WHAT YOU NEED TO DO
Transcribe all the records exactly and omit any images they hold.

____

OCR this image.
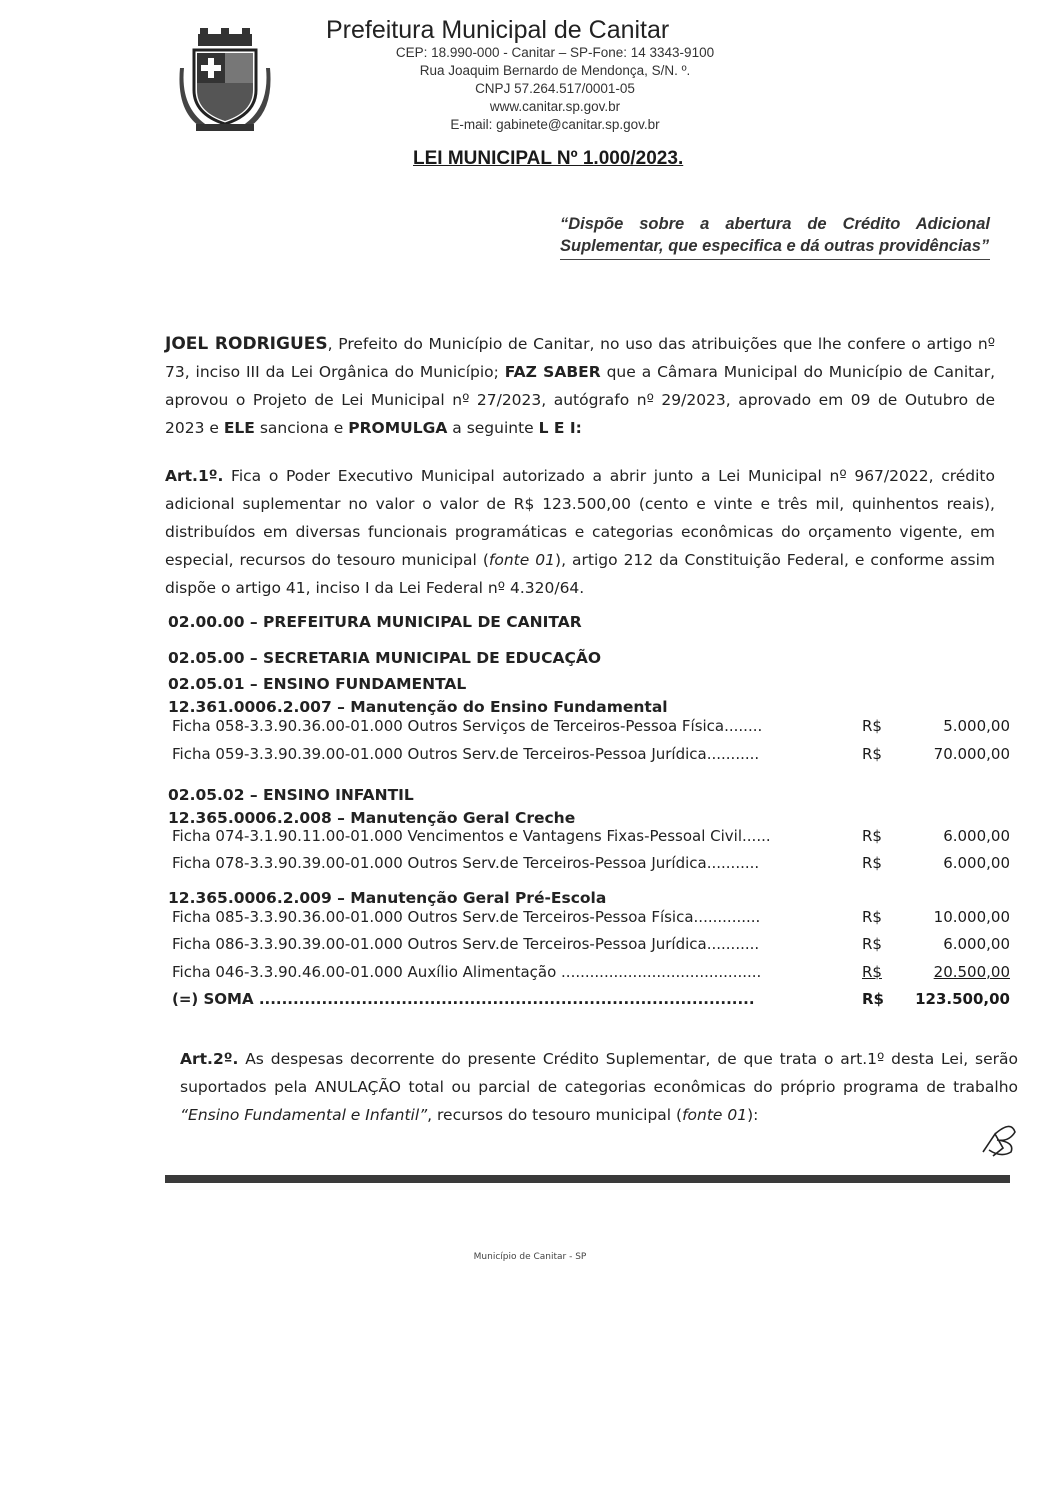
Prefeitura Municipal de Canitar
CEP: 18.990-000 - Canitar – SP-Fone: 14 3343-9100
Rua Joaquim Bernardo de Mendonça, S/N. º.
CNPJ 57.264.517/0001-05
www.canitar.sp.gov.br
E-mail: gabinete@canitar.sp.gov.br
LEI MUNICIPAL Nº 1.000/2023.
“Dispõe sobre a abertura de Crédito Adicional Suplementar, que especifica e dá outras providências”
JOEL RODRIGUES, Prefeito do Município de Canitar, no uso das atribuições que lhe confere o artigo nº 73, inciso III da Lei Orgânica do Município; FAZ SABER que a Câmara Municipal do Município de Canitar, aprovou o Projeto de Lei Municipal nº 27/2023, autógrafo nº 29/2023, aprovado em 09 de Outubro de 2023 e ELE sanciona e PROMULGA a seguinte L E I:
Art.1º. Fica o Poder Executivo Municipal autorizado a abrir junto a Lei Municipal nº 967/2022, crédito adicional suplementar no valor o valor de R$ 123.500,00 (cento e vinte e três mil, quinhentos reais), distribuídos em diversas funcionais programáticas e categorias econômicas do orçamento vigente, em especial, recursos do tesouro municipal (fonte 01), artigo 212 da Constituição Federal, e conforme assim dispõe o artigo 41, inciso I da Lei Federal nº 4.320/64.
02.00.00 – PREFEITURA MUNICIPAL DE CANITAR
02.05.00 – SECRETARIA MUNICIPAL DE EDUCAÇÃO
02.05.01 – ENSINO FUNDAMENTAL
12.361.0006.2.007 – Manutenção do Ensino Fundamental
Ficha 058-3.3.90.36.00-01.000 Outros Serviços de Terceiros-Pessoa Física........	R$	5.000,00
Ficha 059-3.3.90.39.00-01.000 Outros Serv.de Terceiros-Pessoa Jurídica...........	R$	70.000,00
02.05.02 – ENSINO INFANTIL
12.365.0006.2.008 – Manutenção Geral Creche
Ficha 074-3.1.90.11.00-01.000 Vencimentos e Vantagens Fixas-Pessoal Civil......	R$	6.000,00
Ficha 078-3.3.90.39.00-01.000 Outros Serv.de Terceiros-Pessoa Jurídica...........	R$	6.000,00
12.365.0006.2.009 – Manutenção Geral Pré-Escola
Ficha 085-3.3.90.36.00-01.000 Outros Serv.de Terceiros-Pessoa Física..............	R$	10.000,00
Ficha 086-3.3.90.39.00-01.000 Outros Serv.de Terceiros-Pessoa Jurídica...........	R$	6.000,00
Ficha 046-3.3.90.46.00-01.000 Auxílio Alimentação ..........................................	R$	20.500,00
(=) SOMA .......................................................................................	R$	123.500,00
Art.2º. As despesas decorrente do presente Crédito Suplementar, de que trata o art.1º desta Lei, serão suportados pela ANULAÇÃO total ou parcial de categorias econômicas do próprio programa de trabalho “Ensino Fundamental e Infantil”, recursos do tesouro municipal (fonte 01):
Município de Canitar - SP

____

WRITTEN RESPONSE
OCR this image.
Prefeitura Municipal de Canitar
CEP: 18.990-000 - Canitar – SP-Fone: 14 3343-9100
Rua Joaquim Bernardo de Mendonça, S/N. º.
CNPJ 57.264.517/0001-05
www.canitar.sp.gov.br
E-mail: gabinete@canitar.sp.gov.br
LEI MUNICIPAL Nº 1.000/2023.
“Dispõe sobre a abertura de Crédito Adicional Suplementar, que especifica e dá outras providências”
JOEL RODRIGUES, Prefeito do Município de Canitar, no uso das atribuições que lhe confere o artigo nº 73, inciso III da Lei Orgânica do Município; FAZ SABER que a Câmara Municipal do Município de Canitar, aprovou o Projeto de Lei Municipal nº 27/2023, autógrafo nº 29/2023, aprovado em 09 de Outubro de 2023 e ELE sanciona e PROMULGA a seguinte L E I:
Art.1º. Fica o Poder Executivo Municipal autorizado a abrir junto a Lei Municipal nº 967/2022, crédito adicional suplementar no valor o valor de R$ 123.500,00 (cento e vinte e três mil, quinhentos reais), distribuídos em diversas funcionais programáticas e categorias econômicas do orçamento vigente, em especial, recursos do tesouro municipal (fonte 01), artigo 212 da Constituição Federal, e conforme assim dispõe o artigo 41, inciso I da Lei Federal nº 4.320/64.
02.00.00 – PREFEITURA MUNICIPAL DE CANITAR
02.05.00 – SECRETARIA MUNICIPAL DE EDUCAÇÃO
02.05.01 – ENSINO FUNDAMENTAL
12.361.0006.2.007 – Manutenção do Ensino Fundamental
Ficha 058-3.3.90.36.00-01.000 Outros Serviços de Terceiros-Pessoa Física........	R$	5.000,00
Ficha 059-3.3.90.39.00-01.000 Outros Serv.de Terceiros-Pessoa Jurídica...........	R$	70.000,00
02.05.02 – ENSINO INFANTIL
12.365.0006.2.008 – Manutenção Geral Creche
Ficha 074-3.1.90.11.00-01.000 Vencimentos e Vantagens Fixas-Pessoal Civil......	R$	6.000,00
Ficha 078-3.3.90.39.00-01.000 Outros Serv.de Terceiros-Pessoa Jurídica...........	R$	6.000,00
12.365.0006.2.009 – Manutenção Geral Pré-Escola
Ficha 085-3.3.90.36.00-01.000 Outros Serv.de Terceiros-Pessoa Física..............	R$	10.000,00
Ficha 086-3.3.90.39.00-01.000 Outros Serv.de Terceiros-Pessoa Jurídica...........	R$	6.000,00
Ficha 046-3.3.90.46.00-01.000 Auxílio Alimentação ..........................................	R$	20.500,00
(=) SOMA .......................................................................................	R$	123.500,00
Art.2º. As despesas decorrente do presente Crédito Suplementar, de que trata o art.1º desta Lei, serão suportados pela ANULAÇÃO total ou parcial de categorias econômicas do próprio programa de trabalho “Ensino Fundamental e Infantil”, recursos do tesouro municipal (fonte 01):
Município de Canitar - SP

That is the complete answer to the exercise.